== MATERIAL SUPPLIED ==

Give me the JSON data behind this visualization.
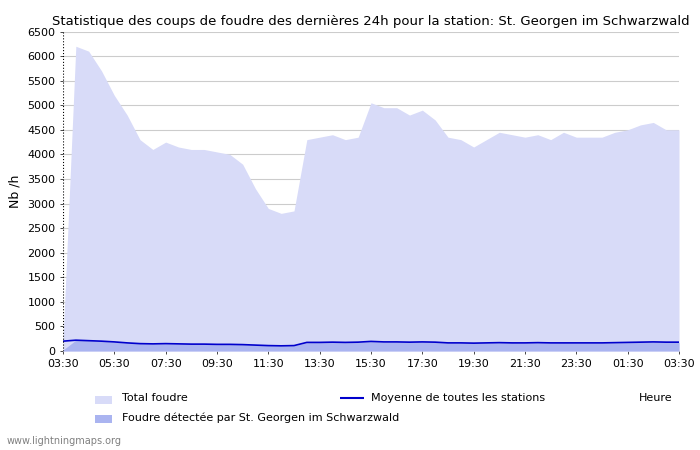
{
  "title": "Statistique des coups de foudre des dernières 24h pour la station: St. Georgen im Schwarzwald",
  "xlabel": "Heure",
  "ylabel": "Nb /h",
  "ylim": [
    0,
    6500
  ],
  "yticks": [
    0,
    500,
    1000,
    1500,
    2000,
    2500,
    3000,
    3500,
    4000,
    4500,
    5000,
    5500,
    6000,
    6500
  ],
  "xtick_labels": [
    "03:30",
    "05:30",
    "07:30",
    "09:30",
    "11:30",
    "13:30",
    "15:30",
    "17:30",
    "19:30",
    "21:30",
    "23:30",
    "01:30",
    "03:30"
  ],
  "bg_color": "#ffffff",
  "plot_bg_color": "#ffffff",
  "grid_color": "#cccccc",
  "fill_total_color": "#d8dbf8",
  "fill_station_color": "#aab4f0",
  "line_moyenne_color": "#0000cc",
  "watermark": "www.lightningmaps.org",
  "legend": {
    "total_foudre": "Total foudre",
    "moyenne": "Moyenne de toutes les stations",
    "station": "Foudre détectée par St. Georgen im Schwarzwald"
  },
  "x_values": [
    0,
    1,
    2,
    3,
    4,
    5,
    6,
    7,
    8,
    9,
    10,
    11,
    12,
    13,
    14,
    15,
    16,
    17,
    18,
    19,
    20,
    21,
    22,
    23,
    24,
    25,
    26,
    27,
    28,
    29,
    30,
    31,
    32,
    33,
    34,
    35,
    36,
    37,
    38,
    39,
    40,
    41,
    42,
    43,
    44,
    45,
    46,
    47,
    48
  ],
  "total_foudre": [
    200,
    6200,
    6100,
    5700,
    5200,
    4800,
    4300,
    4100,
    4250,
    4150,
    4100,
    4100,
    4050,
    4000,
    3800,
    3300,
    2900,
    2800,
    2850,
    4300,
    4350,
    4400,
    4300,
    4350,
    5050,
    4950,
    4950,
    4800,
    4900,
    4700,
    4350,
    4300,
    4150,
    4300,
    4450,
    4400,
    4350,
    4400,
    4300,
    4450,
    4350,
    4350,
    4350,
    4450,
    4500,
    4600,
    4650,
    4500,
    4500
  ],
  "station_foudre": [
    20,
    220,
    210,
    200,
    180,
    160,
    150,
    140,
    145,
    140,
    140,
    135,
    130,
    135,
    130,
    120,
    110,
    100,
    105,
    170,
    175,
    175,
    170,
    175,
    190,
    180,
    185,
    175,
    185,
    175,
    160,
    160,
    155,
    160,
    165,
    165,
    160,
    165,
    160,
    165,
    160,
    160,
    160,
    165,
    170,
    175,
    180,
    175,
    175
  ],
  "moyenne_line": [
    200,
    220,
    210,
    200,
    185,
    165,
    150,
    145,
    150,
    145,
    140,
    140,
    135,
    135,
    130,
    120,
    110,
    105,
    110,
    175,
    175,
    180,
    175,
    180,
    195,
    185,
    185,
    180,
    185,
    180,
    165,
    165,
    160,
    165,
    170,
    165,
    165,
    170,
    165,
    165,
    165,
    165,
    165,
    170,
    175,
    180,
    185,
    180,
    180
  ]
}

== WRITTEN PROBLEM ==
Leave out the pictures and copy every record above exactly.

== ANSWER BELOW ==
Give me the JSON data behind this visualization.
{
  "title": "Statistique des coups de foudre des dernières 24h pour la station: St. Georgen im Schwarzwald",
  "xlabel": "Heure",
  "ylabel": "Nb /h",
  "ylim": [
    0,
    6500
  ],
  "yticks": [
    0,
    500,
    1000,
    1500,
    2000,
    2500,
    3000,
    3500,
    4000,
    4500,
    5000,
    5500,
    6000,
    6500
  ],
  "xtick_labels": [
    "03:30",
    "05:30",
    "07:30",
    "09:30",
    "11:30",
    "13:30",
    "15:30",
    "17:30",
    "19:30",
    "21:30",
    "23:30",
    "01:30",
    "03:30"
  ],
  "bg_color": "#ffffff",
  "plot_bg_color": "#ffffff",
  "grid_color": "#cccccc",
  "fill_total_color": "#d8dbf8",
  "fill_station_color": "#aab4f0",
  "line_moyenne_color": "#0000cc",
  "watermark": "www.lightningmaps.org",
  "legend": {
    "total_foudre": "Total foudre",
    "moyenne": "Moyenne de toutes les stations",
    "station": "Foudre détectée par St. Georgen im Schwarzwald"
  },
  "x_values": [
    0,
    1,
    2,
    3,
    4,
    5,
    6,
    7,
    8,
    9,
    10,
    11,
    12,
    13,
    14,
    15,
    16,
    17,
    18,
    19,
    20,
    21,
    22,
    23,
    24,
    25,
    26,
    27,
    28,
    29,
    30,
    31,
    32,
    33,
    34,
    35,
    36,
    37,
    38,
    39,
    40,
    41,
    42,
    43,
    44,
    45,
    46,
    47,
    48
  ],
  "total_foudre": [
    200,
    6200,
    6100,
    5700,
    5200,
    4800,
    4300,
    4100,
    4250,
    4150,
    4100,
    4100,
    4050,
    4000,
    3800,
    3300,
    2900,
    2800,
    2850,
    4300,
    4350,
    4400,
    4300,
    4350,
    5050,
    4950,
    4950,
    4800,
    4900,
    4700,
    4350,
    4300,
    4150,
    4300,
    4450,
    4400,
    4350,
    4400,
    4300,
    4450,
    4350,
    4350,
    4350,
    4450,
    4500,
    4600,
    4650,
    4500,
    4500
  ],
  "station_foudre": [
    20,
    220,
    210,
    200,
    180,
    160,
    150,
    140,
    145,
    140,
    140,
    135,
    130,
    135,
    130,
    120,
    110,
    100,
    105,
    170,
    175,
    175,
    170,
    175,
    190,
    180,
    185,
    175,
    185,
    175,
    160,
    160,
    155,
    160,
    165,
    165,
    160,
    165,
    160,
    165,
    160,
    160,
    160,
    165,
    170,
    175,
    180,
    175,
    175
  ],
  "moyenne_line": [
    200,
    220,
    210,
    200,
    185,
    165,
    150,
    145,
    150,
    145,
    140,
    140,
    135,
    135,
    130,
    120,
    110,
    105,
    110,
    175,
    175,
    180,
    175,
    180,
    195,
    185,
    185,
    180,
    185,
    180,
    165,
    165,
    160,
    165,
    170,
    165,
    165,
    170,
    165,
    165,
    165,
    165,
    165,
    170,
    175,
    180,
    185,
    180,
    180
  ]
}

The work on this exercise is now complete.